> [SUPPLIED RECORDS]
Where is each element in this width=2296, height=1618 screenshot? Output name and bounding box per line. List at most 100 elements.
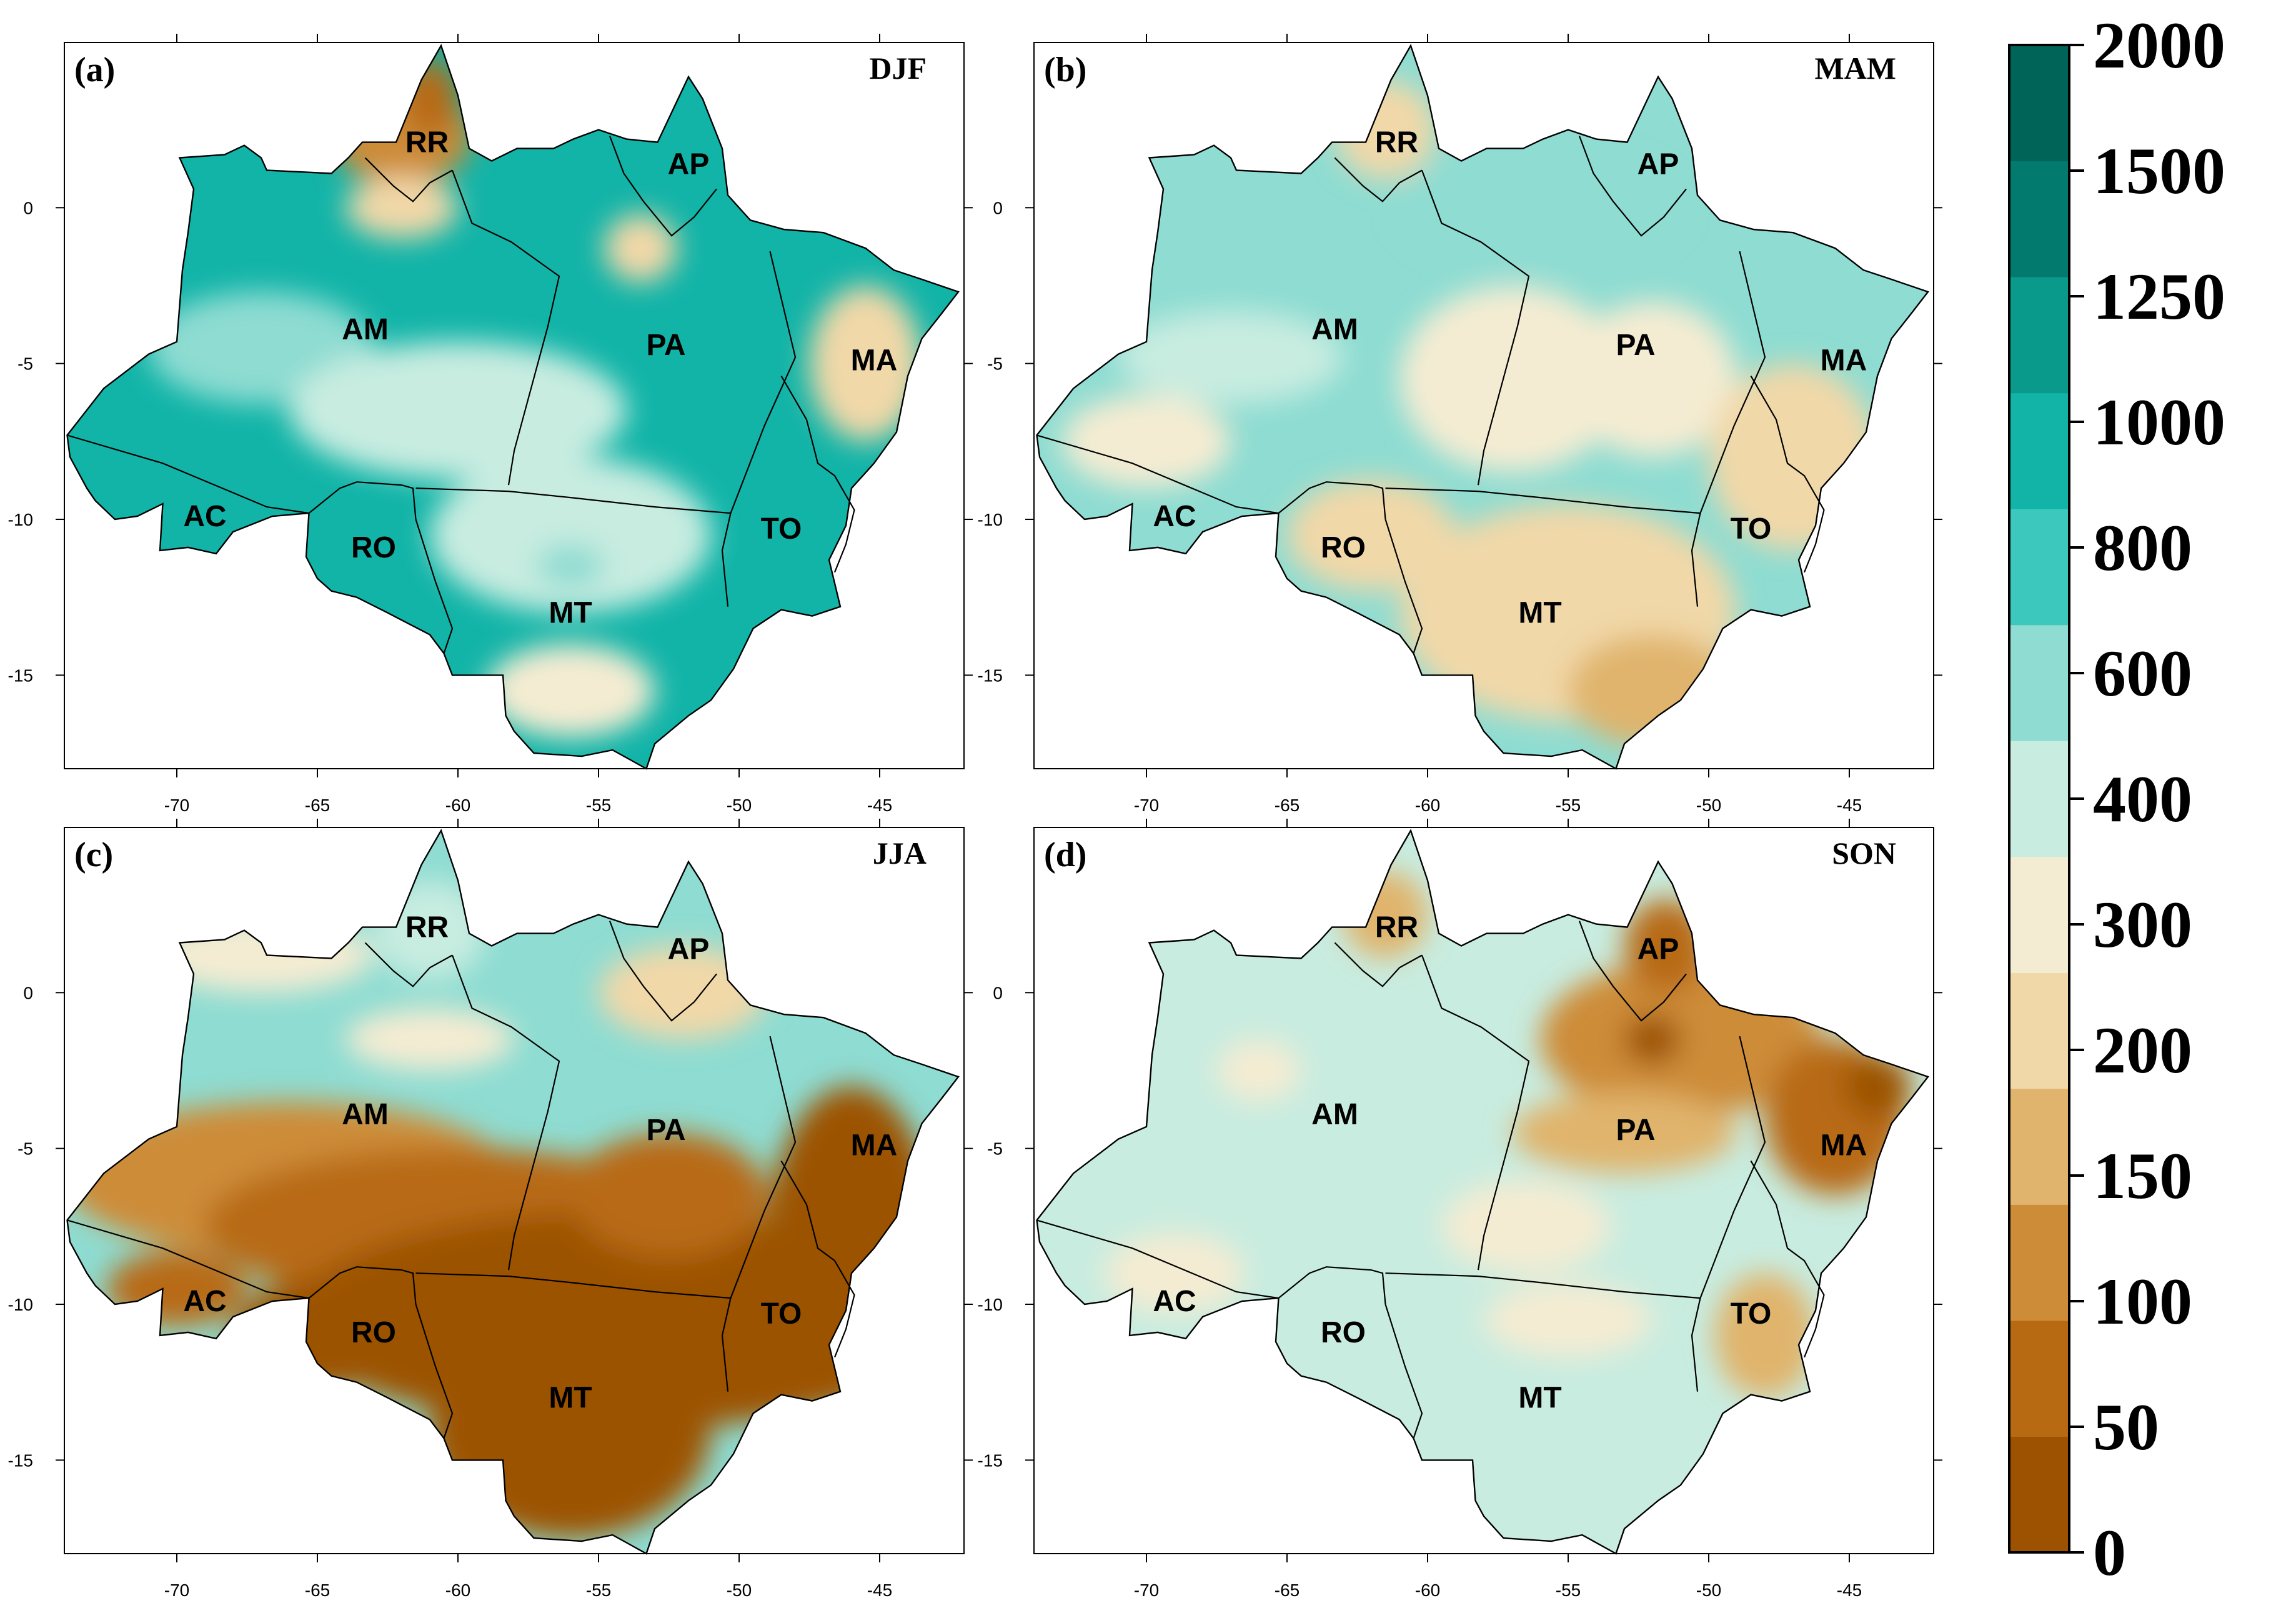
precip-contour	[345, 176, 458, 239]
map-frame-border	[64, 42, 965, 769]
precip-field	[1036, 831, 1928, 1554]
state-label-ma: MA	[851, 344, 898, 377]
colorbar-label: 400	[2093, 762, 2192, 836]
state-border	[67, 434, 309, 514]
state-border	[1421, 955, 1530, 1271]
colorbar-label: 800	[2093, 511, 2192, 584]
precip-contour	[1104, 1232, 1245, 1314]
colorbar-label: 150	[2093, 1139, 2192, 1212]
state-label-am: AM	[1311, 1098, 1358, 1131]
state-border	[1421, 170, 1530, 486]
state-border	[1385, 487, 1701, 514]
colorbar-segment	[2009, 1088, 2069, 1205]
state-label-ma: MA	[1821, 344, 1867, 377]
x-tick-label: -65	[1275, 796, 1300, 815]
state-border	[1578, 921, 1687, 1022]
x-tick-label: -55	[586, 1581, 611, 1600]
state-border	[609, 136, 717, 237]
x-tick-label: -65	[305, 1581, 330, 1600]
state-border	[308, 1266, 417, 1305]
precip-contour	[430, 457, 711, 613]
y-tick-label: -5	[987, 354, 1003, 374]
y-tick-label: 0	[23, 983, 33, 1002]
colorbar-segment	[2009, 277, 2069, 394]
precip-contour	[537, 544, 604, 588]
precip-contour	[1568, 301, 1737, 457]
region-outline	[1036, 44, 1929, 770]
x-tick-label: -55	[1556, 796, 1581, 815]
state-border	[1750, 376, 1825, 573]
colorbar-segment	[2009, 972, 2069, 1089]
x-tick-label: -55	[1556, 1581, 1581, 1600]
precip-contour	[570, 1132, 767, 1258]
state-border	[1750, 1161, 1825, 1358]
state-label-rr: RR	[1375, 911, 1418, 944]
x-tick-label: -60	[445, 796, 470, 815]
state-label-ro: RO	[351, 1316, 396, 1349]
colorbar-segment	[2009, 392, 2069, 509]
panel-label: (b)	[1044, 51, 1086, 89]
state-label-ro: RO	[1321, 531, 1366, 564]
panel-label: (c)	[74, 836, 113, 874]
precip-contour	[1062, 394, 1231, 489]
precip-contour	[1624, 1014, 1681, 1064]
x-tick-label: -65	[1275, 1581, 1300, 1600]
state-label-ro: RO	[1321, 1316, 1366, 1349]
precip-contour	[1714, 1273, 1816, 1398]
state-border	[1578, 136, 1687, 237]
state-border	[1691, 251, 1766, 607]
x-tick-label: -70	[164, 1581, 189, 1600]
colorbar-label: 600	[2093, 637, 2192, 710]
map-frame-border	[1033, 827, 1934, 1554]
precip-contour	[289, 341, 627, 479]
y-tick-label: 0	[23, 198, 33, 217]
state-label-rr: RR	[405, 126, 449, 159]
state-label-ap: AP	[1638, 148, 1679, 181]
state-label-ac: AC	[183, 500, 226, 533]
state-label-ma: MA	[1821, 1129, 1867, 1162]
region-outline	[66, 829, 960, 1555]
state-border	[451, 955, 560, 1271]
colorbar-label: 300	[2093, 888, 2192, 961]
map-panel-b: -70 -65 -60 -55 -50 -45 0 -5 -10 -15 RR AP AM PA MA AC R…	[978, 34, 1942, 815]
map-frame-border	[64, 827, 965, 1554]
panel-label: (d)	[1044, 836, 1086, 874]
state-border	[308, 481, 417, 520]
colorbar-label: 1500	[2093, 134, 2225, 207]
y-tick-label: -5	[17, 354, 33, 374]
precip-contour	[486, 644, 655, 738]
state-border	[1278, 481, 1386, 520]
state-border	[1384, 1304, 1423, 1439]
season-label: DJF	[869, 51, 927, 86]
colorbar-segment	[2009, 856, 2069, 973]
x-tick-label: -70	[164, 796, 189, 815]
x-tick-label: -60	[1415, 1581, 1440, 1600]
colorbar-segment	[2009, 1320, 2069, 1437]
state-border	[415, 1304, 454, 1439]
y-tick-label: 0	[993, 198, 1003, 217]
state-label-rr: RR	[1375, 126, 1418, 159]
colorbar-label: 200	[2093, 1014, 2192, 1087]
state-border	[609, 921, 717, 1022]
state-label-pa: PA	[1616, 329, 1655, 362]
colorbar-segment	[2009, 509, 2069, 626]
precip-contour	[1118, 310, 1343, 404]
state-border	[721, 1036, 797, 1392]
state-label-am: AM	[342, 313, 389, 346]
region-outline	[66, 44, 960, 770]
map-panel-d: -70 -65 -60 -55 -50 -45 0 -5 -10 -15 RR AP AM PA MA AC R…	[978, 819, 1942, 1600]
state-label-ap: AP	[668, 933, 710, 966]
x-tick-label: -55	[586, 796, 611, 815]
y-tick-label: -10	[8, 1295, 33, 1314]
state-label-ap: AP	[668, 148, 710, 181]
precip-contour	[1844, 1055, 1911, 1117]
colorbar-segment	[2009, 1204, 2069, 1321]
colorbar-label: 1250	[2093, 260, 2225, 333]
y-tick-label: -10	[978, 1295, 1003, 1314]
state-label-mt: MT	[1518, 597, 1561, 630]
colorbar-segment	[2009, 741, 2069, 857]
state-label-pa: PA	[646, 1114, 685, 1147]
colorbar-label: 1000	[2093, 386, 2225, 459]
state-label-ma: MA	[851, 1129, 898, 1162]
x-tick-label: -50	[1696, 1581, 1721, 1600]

==

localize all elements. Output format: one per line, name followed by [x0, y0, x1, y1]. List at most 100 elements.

--

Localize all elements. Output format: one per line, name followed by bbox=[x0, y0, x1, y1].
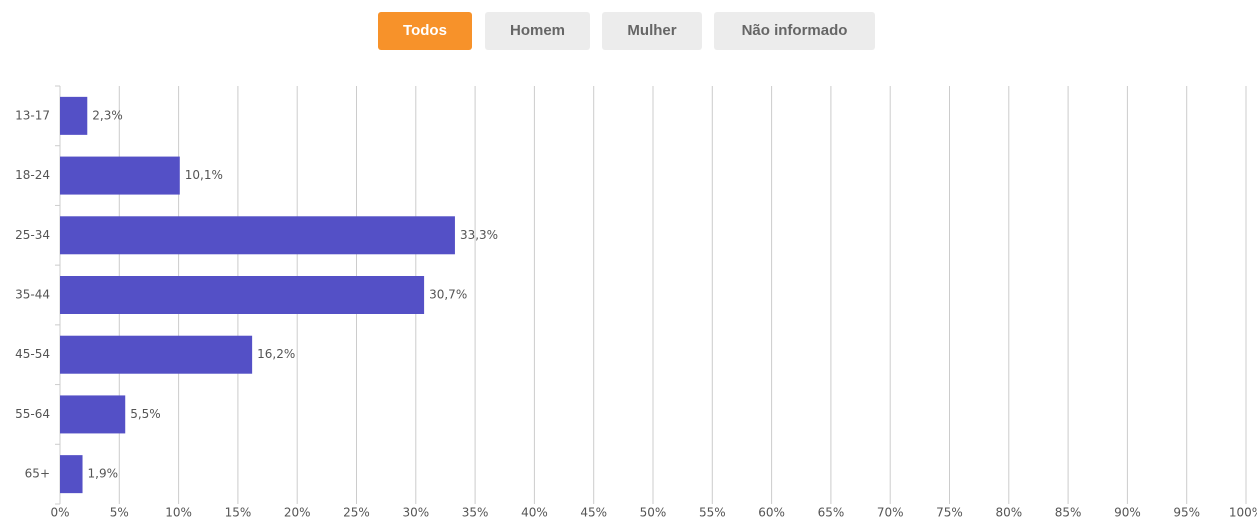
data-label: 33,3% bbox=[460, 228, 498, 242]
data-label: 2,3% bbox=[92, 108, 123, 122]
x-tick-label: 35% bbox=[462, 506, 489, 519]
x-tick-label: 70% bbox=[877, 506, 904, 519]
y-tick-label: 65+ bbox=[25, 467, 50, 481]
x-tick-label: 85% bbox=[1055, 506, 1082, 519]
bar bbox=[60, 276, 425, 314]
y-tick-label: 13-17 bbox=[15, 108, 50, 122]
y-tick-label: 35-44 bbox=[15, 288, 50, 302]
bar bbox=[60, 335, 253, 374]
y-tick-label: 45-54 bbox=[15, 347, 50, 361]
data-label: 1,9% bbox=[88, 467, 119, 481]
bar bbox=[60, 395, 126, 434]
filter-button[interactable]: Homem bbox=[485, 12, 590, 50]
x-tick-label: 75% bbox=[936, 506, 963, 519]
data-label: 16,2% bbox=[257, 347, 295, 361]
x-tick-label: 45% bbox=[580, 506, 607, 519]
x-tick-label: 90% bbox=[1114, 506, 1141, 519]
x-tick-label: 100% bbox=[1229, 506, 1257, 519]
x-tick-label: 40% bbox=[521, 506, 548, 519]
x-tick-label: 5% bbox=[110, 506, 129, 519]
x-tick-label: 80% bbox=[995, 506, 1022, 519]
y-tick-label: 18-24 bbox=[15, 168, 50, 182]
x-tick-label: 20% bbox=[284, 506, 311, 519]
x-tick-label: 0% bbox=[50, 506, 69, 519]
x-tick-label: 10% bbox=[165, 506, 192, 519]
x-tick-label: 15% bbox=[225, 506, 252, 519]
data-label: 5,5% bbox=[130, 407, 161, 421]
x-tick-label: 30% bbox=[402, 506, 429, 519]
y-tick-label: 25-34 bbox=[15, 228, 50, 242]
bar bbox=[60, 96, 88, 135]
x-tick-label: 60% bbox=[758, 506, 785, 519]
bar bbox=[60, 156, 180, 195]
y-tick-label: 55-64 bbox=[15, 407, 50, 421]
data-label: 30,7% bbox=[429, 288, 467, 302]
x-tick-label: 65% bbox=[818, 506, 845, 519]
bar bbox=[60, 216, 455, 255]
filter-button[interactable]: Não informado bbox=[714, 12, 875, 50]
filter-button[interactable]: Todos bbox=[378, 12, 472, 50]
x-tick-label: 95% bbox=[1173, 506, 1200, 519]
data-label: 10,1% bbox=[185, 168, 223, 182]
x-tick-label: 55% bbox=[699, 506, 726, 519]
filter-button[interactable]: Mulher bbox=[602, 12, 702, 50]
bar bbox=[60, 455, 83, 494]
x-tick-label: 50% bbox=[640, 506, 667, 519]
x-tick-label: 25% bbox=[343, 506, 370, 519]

> [WRITTEN REQUEST]
Copy out, unchanged, the part of the data that opens with the line containing "Where is each" and closes with the line containing "796, 1581, 815]". Leave the picture out of your copy.

> [WRITTEN ANSWER]
Where is each element in this width=2296, height=1618 screenshot? Output name and bounding box per line. List at most 100 elements.
precip-contour	[345, 176, 458, 239]
map-frame-border	[64, 42, 965, 769]
precip-field	[1036, 831, 1928, 1554]
state-label-ma: MA	[851, 344, 898, 377]
colorbar-label: 400	[2093, 762, 2192, 836]
state-border	[67, 434, 309, 514]
state-border	[1421, 955, 1530, 1271]
colorbar-label: 800	[2093, 511, 2192, 584]
precip-contour	[1104, 1232, 1245, 1314]
colorbar-label: 150	[2093, 1139, 2192, 1212]
state-label-am: AM	[1311, 1098, 1358, 1131]
state-border	[1421, 170, 1530, 486]
state-border	[1385, 487, 1701, 514]
colorbar-segment	[2009, 1088, 2069, 1205]
state-label-ma: MA	[1821, 344, 1867, 377]
x-tick-label: -65	[1275, 796, 1300, 815]
state-border	[1578, 921, 1687, 1022]
x-tick-label: -55	[586, 1581, 611, 1600]
state-border	[609, 136, 717, 237]
x-tick-label: -65	[305, 1581, 330, 1600]
state-border	[308, 1266, 417, 1305]
precip-contour	[430, 457, 711, 613]
y-tick-label: -5	[987, 354, 1003, 374]
y-tick-label: 0	[23, 983, 33, 1002]
colorbar-segment	[2009, 277, 2069, 394]
precip-contour	[537, 544, 604, 588]
precip-contour	[1568, 301, 1737, 457]
region-outline	[1036, 44, 1929, 770]
x-tick-label: -55	[1556, 796, 1581, 815]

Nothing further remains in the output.